* [Recorded data]
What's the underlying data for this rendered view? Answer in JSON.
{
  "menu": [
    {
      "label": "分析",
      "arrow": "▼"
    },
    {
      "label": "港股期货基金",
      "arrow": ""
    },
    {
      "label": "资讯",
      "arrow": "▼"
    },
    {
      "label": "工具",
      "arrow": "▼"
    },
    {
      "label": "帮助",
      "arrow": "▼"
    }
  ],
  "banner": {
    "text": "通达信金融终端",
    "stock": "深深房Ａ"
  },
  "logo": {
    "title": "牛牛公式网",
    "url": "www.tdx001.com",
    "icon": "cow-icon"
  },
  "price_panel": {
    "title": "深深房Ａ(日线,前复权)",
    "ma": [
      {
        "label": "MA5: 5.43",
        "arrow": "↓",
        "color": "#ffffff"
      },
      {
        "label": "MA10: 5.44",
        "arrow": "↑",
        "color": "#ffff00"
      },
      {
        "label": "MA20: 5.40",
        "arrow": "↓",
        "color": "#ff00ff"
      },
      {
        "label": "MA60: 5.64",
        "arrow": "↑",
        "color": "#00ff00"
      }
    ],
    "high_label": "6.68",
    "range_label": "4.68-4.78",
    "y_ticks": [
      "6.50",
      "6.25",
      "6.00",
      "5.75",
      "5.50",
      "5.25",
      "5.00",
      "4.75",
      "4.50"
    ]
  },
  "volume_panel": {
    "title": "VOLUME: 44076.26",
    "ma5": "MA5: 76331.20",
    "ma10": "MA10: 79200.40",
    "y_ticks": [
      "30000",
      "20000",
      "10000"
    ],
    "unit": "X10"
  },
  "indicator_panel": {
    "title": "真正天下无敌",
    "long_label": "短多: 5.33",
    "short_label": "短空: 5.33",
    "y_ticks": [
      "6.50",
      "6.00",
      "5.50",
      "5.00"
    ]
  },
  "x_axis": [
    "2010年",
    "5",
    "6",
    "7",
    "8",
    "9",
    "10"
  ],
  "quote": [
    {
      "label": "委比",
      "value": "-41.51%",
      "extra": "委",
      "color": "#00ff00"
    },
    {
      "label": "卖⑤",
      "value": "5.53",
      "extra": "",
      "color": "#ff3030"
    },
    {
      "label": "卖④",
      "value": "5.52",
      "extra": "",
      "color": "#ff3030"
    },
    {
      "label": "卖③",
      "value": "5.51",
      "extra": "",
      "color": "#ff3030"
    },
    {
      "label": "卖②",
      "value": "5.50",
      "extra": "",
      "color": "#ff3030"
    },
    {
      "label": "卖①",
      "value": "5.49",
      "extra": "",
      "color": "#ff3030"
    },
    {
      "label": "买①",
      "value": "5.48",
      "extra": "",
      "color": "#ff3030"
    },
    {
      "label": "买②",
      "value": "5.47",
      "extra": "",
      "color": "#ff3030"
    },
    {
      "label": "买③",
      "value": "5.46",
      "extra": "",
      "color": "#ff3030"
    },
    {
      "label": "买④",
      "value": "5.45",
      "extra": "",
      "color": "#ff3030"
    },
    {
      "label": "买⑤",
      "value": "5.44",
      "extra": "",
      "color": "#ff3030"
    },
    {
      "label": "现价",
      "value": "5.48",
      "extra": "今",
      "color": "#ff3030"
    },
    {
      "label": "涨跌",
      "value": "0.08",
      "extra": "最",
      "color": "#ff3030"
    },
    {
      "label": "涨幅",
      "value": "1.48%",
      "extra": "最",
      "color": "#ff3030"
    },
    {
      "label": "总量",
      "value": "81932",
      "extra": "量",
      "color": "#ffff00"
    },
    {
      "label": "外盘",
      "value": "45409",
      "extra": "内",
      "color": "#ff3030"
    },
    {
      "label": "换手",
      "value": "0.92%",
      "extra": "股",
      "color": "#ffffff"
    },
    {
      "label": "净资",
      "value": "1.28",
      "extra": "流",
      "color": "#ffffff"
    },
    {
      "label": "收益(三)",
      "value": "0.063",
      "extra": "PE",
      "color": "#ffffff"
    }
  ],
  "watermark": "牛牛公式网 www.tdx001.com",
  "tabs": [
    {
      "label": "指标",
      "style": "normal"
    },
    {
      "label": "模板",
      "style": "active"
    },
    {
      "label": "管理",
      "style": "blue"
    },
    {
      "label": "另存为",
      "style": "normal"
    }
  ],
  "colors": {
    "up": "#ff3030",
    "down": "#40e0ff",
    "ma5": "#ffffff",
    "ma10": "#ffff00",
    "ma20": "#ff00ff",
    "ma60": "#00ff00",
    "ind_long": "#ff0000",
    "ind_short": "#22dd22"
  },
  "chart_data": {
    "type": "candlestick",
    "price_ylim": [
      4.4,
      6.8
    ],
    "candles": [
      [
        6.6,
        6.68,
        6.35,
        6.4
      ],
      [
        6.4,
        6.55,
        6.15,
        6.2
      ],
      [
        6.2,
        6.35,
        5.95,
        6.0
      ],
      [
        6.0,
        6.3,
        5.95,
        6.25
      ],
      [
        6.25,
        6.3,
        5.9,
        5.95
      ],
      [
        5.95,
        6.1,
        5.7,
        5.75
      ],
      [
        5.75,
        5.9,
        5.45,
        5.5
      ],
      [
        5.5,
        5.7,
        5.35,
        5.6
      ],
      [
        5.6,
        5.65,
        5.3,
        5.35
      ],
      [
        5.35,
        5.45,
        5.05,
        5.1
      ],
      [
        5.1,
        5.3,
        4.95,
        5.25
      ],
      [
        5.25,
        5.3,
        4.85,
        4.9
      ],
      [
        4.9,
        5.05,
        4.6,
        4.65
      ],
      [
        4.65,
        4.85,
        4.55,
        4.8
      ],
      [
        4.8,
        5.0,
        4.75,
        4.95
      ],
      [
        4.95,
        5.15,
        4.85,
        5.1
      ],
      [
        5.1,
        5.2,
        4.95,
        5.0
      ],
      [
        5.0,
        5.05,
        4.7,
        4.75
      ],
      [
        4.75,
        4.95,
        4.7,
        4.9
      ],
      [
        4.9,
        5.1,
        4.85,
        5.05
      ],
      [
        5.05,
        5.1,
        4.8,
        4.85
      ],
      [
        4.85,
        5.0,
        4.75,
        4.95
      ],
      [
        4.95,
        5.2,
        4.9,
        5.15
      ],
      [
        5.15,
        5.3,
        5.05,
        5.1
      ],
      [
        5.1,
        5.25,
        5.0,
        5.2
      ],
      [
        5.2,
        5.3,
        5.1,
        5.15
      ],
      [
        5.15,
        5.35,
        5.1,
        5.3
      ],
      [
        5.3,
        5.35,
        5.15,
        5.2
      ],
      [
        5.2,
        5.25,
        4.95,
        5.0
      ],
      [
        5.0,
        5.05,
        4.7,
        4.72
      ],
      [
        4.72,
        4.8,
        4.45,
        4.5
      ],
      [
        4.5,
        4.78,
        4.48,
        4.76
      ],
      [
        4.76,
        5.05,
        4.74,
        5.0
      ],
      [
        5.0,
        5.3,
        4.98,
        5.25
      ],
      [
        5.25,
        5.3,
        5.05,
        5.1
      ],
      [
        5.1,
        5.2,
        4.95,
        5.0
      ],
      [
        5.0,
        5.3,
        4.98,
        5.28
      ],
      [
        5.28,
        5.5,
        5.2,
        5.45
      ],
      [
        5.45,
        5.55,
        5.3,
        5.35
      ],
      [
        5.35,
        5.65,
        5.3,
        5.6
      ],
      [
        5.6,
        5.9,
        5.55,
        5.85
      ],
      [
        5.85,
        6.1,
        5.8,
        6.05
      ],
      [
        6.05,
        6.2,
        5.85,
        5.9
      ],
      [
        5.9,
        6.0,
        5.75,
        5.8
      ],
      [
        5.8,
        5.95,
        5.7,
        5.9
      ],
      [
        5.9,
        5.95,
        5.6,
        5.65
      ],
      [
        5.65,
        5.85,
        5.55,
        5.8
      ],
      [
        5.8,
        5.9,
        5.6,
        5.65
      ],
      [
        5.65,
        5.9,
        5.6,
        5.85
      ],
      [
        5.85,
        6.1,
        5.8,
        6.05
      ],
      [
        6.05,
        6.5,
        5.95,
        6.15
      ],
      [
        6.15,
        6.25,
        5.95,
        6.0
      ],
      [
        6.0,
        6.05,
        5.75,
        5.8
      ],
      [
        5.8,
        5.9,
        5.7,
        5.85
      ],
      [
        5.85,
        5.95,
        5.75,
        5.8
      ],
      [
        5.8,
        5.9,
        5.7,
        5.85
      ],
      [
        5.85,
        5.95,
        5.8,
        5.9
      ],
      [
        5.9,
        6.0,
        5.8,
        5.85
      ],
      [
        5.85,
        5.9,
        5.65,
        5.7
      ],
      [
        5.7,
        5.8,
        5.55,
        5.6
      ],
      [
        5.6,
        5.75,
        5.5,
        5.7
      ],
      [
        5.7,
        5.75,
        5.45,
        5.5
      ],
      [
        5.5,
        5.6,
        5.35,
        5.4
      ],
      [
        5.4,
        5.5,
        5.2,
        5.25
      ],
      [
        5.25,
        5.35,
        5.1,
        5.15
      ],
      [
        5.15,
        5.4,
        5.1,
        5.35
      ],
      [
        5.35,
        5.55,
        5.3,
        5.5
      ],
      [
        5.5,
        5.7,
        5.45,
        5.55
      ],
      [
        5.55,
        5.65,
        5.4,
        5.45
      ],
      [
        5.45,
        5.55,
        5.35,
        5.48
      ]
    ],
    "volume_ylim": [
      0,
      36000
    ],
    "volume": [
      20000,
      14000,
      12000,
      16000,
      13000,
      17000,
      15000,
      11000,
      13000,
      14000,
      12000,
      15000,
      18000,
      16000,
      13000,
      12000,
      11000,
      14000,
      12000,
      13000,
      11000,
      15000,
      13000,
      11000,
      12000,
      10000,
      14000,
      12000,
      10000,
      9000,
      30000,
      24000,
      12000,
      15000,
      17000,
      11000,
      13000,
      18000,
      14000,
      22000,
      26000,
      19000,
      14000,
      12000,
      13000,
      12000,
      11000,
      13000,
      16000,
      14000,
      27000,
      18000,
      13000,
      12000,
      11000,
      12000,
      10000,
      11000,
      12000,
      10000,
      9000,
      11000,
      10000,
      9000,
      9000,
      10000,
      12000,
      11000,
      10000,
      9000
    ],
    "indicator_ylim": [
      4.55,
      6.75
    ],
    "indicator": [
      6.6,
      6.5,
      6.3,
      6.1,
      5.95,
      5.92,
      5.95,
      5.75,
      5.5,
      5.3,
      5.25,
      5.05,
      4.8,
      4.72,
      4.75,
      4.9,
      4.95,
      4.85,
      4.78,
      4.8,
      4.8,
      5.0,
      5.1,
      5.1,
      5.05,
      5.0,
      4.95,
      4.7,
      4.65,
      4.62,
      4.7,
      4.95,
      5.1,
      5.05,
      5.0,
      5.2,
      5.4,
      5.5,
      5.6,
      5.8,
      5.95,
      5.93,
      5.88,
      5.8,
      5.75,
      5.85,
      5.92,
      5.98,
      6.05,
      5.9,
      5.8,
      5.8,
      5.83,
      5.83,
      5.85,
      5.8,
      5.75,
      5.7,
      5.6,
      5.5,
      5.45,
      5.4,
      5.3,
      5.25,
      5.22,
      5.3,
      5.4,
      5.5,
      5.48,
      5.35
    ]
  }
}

* [Short task] Find every line in the entries that includes the word "style", then state how many there are and nothing else.

* [Task answer] 4